Extract »
* START *
Socio-Demographic Data
Finally, we asked for demographic information, including age, gender, study major, and career aspiration.
Workshops
Diversity Training
In order to avoid triggering threat by reflecting on the diversity of the United Nations (Steffens, Reese, Ehrke, & Jonas, 2017), the workshop started with a get-to-know-you game. Self-affirmation theory (Cohen & Sherman, 2014) postulates that reminding people of their individual abilities functions as a buffer against group threat. Therefore we asked participants to think of one of their main abilities or characteristics that best suits the goal of describing themselves to a yet unknown partner. After the self-affirmative intervention participants received input about diversity-related international developments. In particular, it was outlined that increased migration and technical development will lead to more diverse societies. Then, the diversity induction began. Similar to the laboratory studies presented by Wenzel et al. (2007), participants were invited to think about the diversity of the United Nations as well as diversity in general. After collecting participants’ ideas about diversity we posed the question of which ideologies about diversity can have the best results for intergroup relations. The two strategies people and governments may use in dealing with diversity, colorblindness and multiculturalism, were contrasted and empirical research was presented that supported a multiculturalism strategy (Correll, Park, & Smith, 2008; Wolsko, Park, Judd, & Wittenbrink, 2000). In addition, the UNESCO declaration of cultural diversity (UNESCO, 2001) was presented in order to illustrate the pro-diversity climate within the UN. Finally, participants were asked to work in groups of four or five representatives. They received the following instruction: “Reflect on the diversity of the United Nations, and think of policies that can be developed within the UN to acknowledge diversity”. When they were finished they were asked to present their results to the plenum. The workshop took 90 minutes.
* END *
Given request A » According to the extract, how long did the workshop take?
Given request B » From the records, extract the lines starting at the line that contains "expand-more-icon: ⌄ ⌄ [776,146,788,170]" and ending at the line that contains "slide-size-label-line1: スライドの [1384,133,1484,157]". Reproduce them unchanged.

Items listed in a dataset:
* START *
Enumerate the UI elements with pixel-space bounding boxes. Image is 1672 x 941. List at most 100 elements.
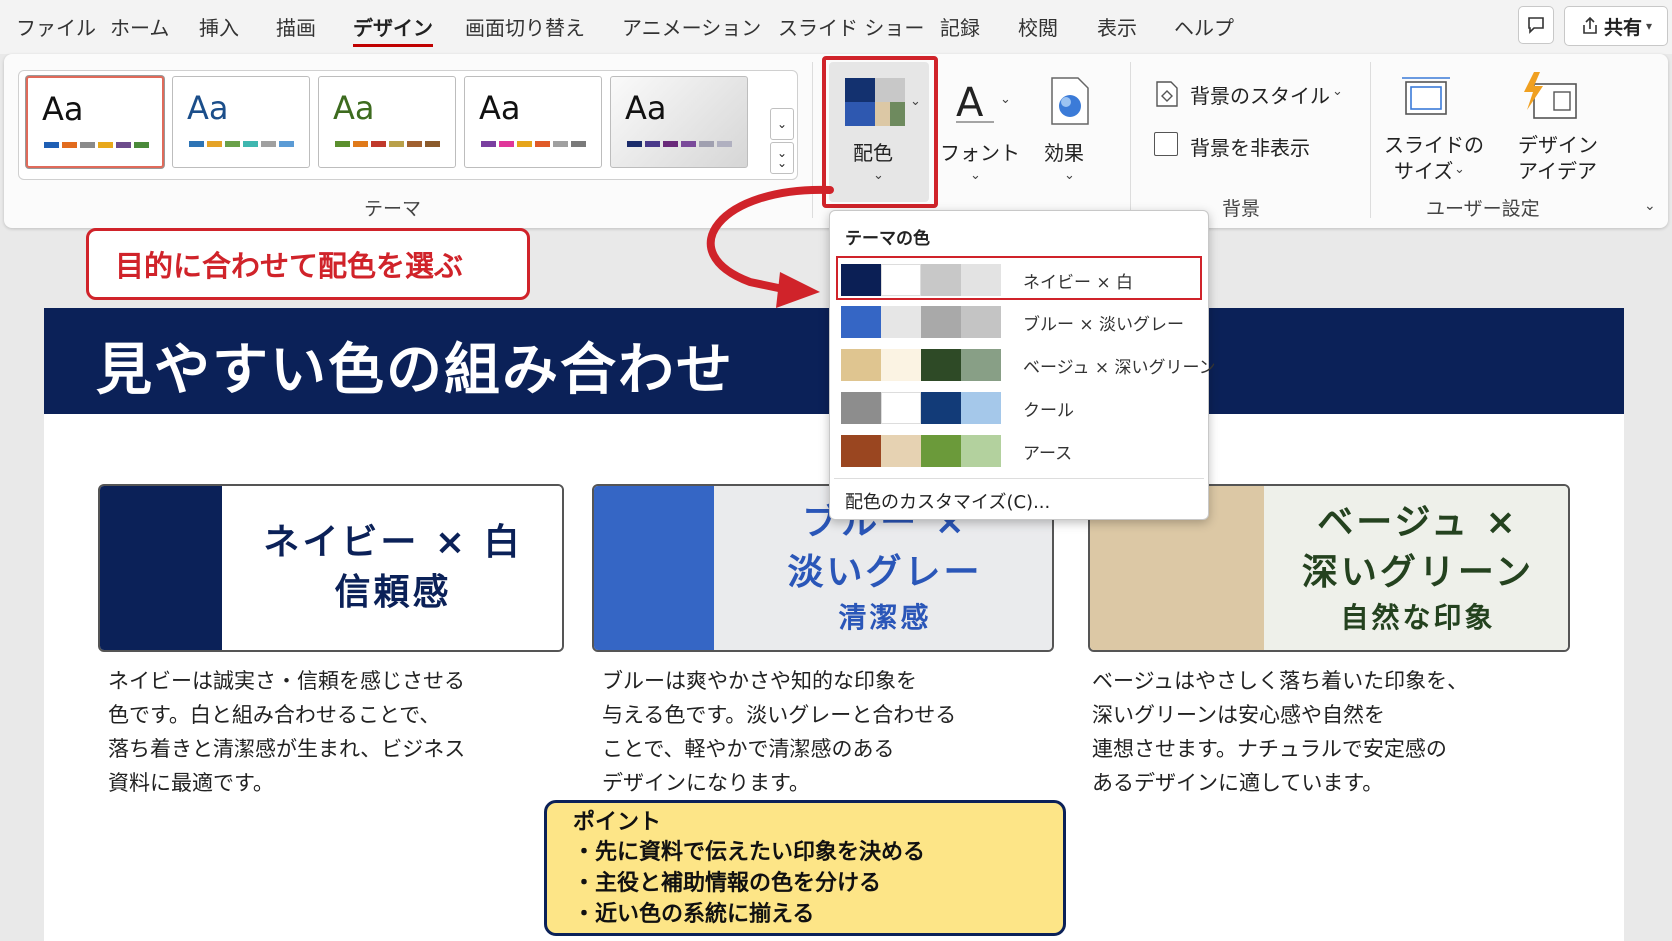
expand-more-icon: ⌄ ⌄ [776,146,788,170]
point-item: ・主役と補助情報の色を分ける [573,871,882,896]
share-label: 共有 [1603,16,1642,39]
theme-color-bar [62,142,77,148]
desc-line: 与える色です。淡いグレーと合わせる [602,703,957,727]
tab-design[interactable]: デザイン [353,12,433,41]
tab-view[interactable]: 表示 [1097,12,1137,41]
design-ideas-label-line2: アイデア [1518,159,1597,183]
theme-sample-text: Aa [187,89,229,127]
desc-line: 色です。白と組み合わせることで、 [108,703,441,727]
active-tab-indicator [353,44,433,47]
theme-thumbnail[interactable]: Aa [172,76,310,168]
chevron-down-icon: ⌄ [1064,168,1075,183]
tab-file[interactable]: ファイル [16,12,96,41]
color-swatch [921,435,961,467]
color-scheme-beige-green[interactable]: ベージュ × 深いグリーン [837,345,1216,385]
slide-size-button[interactable]: スライドの サイズ ⌄ [1378,66,1484,186]
color-swatch [921,349,961,381]
callout-label: 目的に合わせて配色を選ぶ [86,228,530,300]
effects-label: 効果 [1044,141,1084,165]
slide-size-label-line1: スライドの [1384,133,1484,157]
gallery-expand-button[interactable]: ⌄ ⌄ [770,142,794,174]
chevron-down-icon: ⌄ [1000,92,1011,107]
hide-background-checkbox[interactable]: 背景を非表示 [1152,130,1332,162]
fonts-button[interactable]: A ⌄ フォント ⌄ [938,62,1020,192]
color-swatch [961,392,1001,424]
card-title-line2: 深いグリーン [1301,552,1535,593]
card-subtitle: 自然な印象 [1340,601,1496,634]
theme-sample-text: Aa [42,90,84,128]
tab-animations[interactable]: アニメーション [622,12,761,41]
theme-color-bar [80,142,95,148]
theme-thumbnail[interactable]: Aa [610,76,748,168]
theme-color-bar [663,141,678,147]
color-swatch [881,392,921,424]
card-title-line2: 淡いグレー [787,552,983,593]
card-description-navy: ネイビーは誠実さ・信頼を感じさせる 色です。白と組み合わせることで、 落ち着きと… [108,664,465,800]
tab-home[interactable]: ホーム [110,12,169,41]
color-scheme-earth[interactable]: アース [837,431,1205,471]
theme-color-bar [389,141,404,147]
theme-color-bar [207,141,222,147]
desc-line: 連想させます。ナチュラルで安定感の [1092,737,1447,761]
tab-transitions[interactable]: 画面切り替え [465,12,585,41]
theme-color-bars [44,142,149,148]
card-description-beige: ベージュはやさしく落ち着いた印象を、 深いグリーンは安心感や自然を 連想させます… [1092,664,1468,800]
color-scheme-blue-lightgray[interactable]: ブルー × 淡いグレー [837,302,1205,342]
card-description-blue: ブルーは爽やかさや知的な印象を 与える色です。淡いグレーと合わせる ことで、軽や… [602,664,956,800]
card-subtitle: 信頼感 [334,572,452,613]
theme-color-bar [116,142,131,148]
card-content: ベージュ × 深いグリーン 自然な印象 [1264,486,1568,650]
dropdown-heading: テーマの色 [845,229,930,249]
divider [834,478,1204,479]
design-ideas-button[interactable]: デザイン アイデア [1506,66,1606,186]
effects-icon [1051,77,1089,125]
chevron-down-icon: ▾ [1645,19,1653,33]
slide-size-label-line2: サイズ [1394,159,1454,183]
customize-colors-menu-item[interactable]: 配色のカスタマイズ(C)... [845,488,1050,514]
card-swatch [594,486,714,650]
theme-color-bar [571,141,586,147]
theme-color-bar [353,141,368,147]
theme-color-bar [225,141,240,147]
theme-thumbnail[interactable]: Aa [26,76,164,168]
tab-slideshow[interactable]: スライド ショー [778,12,924,41]
color-swatch [961,435,1001,467]
color-swatch [841,306,881,338]
color-card-navy: ネイビー × 白 信頼感 [98,484,564,652]
theme-thumbnail[interactable]: Aa [464,76,602,168]
gallery-scroll-down-button[interactable]: ⌄ [770,108,794,140]
point-heading: ポイント [573,810,662,835]
background-style-button[interactable]: 背景のスタイル ⌄ [1152,78,1352,110]
background-style-label: 背景のスタイル [1190,84,1330,108]
card-title: ネイビー × 白 [263,522,523,563]
checkbox-icon [1154,132,1178,156]
slide-size-icon [1402,77,1450,115]
divider [1130,62,1131,218]
tab-review[interactable]: 校閲 [1018,12,1058,41]
theme-color-bar [44,142,59,148]
theme-color-bars [627,141,732,147]
tab-help[interactable]: ヘルプ [1174,12,1234,41]
tab-draw[interactable]: 描画 [276,12,316,41]
theme-color-bar [371,141,386,147]
desc-line: ブルーは爽やかさや知的な印象を [602,669,917,693]
theme-color-bar [553,141,568,147]
color-swatch [841,392,881,424]
desc-line: ネイビーは誠実さ・信頼を感じさせる [108,669,465,693]
comments-button[interactable] [1518,6,1554,44]
collapse-ribbon-icon[interactable]: ⌄ [1644,198,1656,214]
color-swatch [881,435,921,467]
color-swatch [921,306,961,338]
share-button[interactable]: 共有 ▾ [1564,6,1668,46]
color-scheme-cool[interactable]: クール [837,388,1205,428]
effects-button[interactable]: 効果 ⌄ [1030,62,1110,192]
card-swatch [100,486,222,650]
comment-icon [1528,17,1544,34]
fonts-label: フォント [940,141,1020,165]
theme-thumbnail[interactable]: Aa [318,76,456,168]
tab-insert[interactable]: 挿入 [199,12,239,41]
tab-record[interactable]: 記録 [940,12,980,41]
theme-color-bars [335,141,440,147]
chevron-down-icon: ⌄ [1454,162,1465,177]
point-box: ポイント ・先に資料で伝えたい印象を決める ・主役と補助情報の色を分ける ・近い… [544,800,1066,936]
* END *
Correct response A » 90 minutes

Correct response B »
expand-more-icon: ⌄ ⌄ [776,146,788,170]
point-item: ・主役と補助情報の色を分ける [573,871,882,896]
share-label: 共有 [1603,16,1642,39]
theme-color-bar [62,142,77,148]
desc-line: 与える色です。淡いグレーと合わせる [602,703,957,727]
tab-design[interactable]: デザイン [353,12,433,41]
tab-view[interactable]: 表示 [1097,12,1137,41]
design-ideas-label-line2: アイデア [1518,159,1597,183]
theme-sample-text: Aa [187,89,229,127]
desc-line: 色です。白と組み合わせることで、 [108,703,441,727]
active-tab-indicator [353,44,433,47]
theme-thumbnail[interactable]: Aa [172,76,310,168]
chevron-down-icon: ⌄ [1064,168,1075,183]
tab-file[interactable]: ファイル [16,12,96,41]
color-swatch [921,435,961,467]
color-scheme-beige-green[interactable]: ベージュ × 深いグリーン [837,345,1216,385]
slide-size-button[interactable]: スライドの サイズ ⌄ [1378,66,1484,186]
color-swatch [921,349,961,381]
callout-label: 目的に合わせて配色を選ぶ [86,228,530,300]
effects-label: 効果 [1044,141,1084,165]
slide-size-label-line1: スライドの [1384,133,1484,157]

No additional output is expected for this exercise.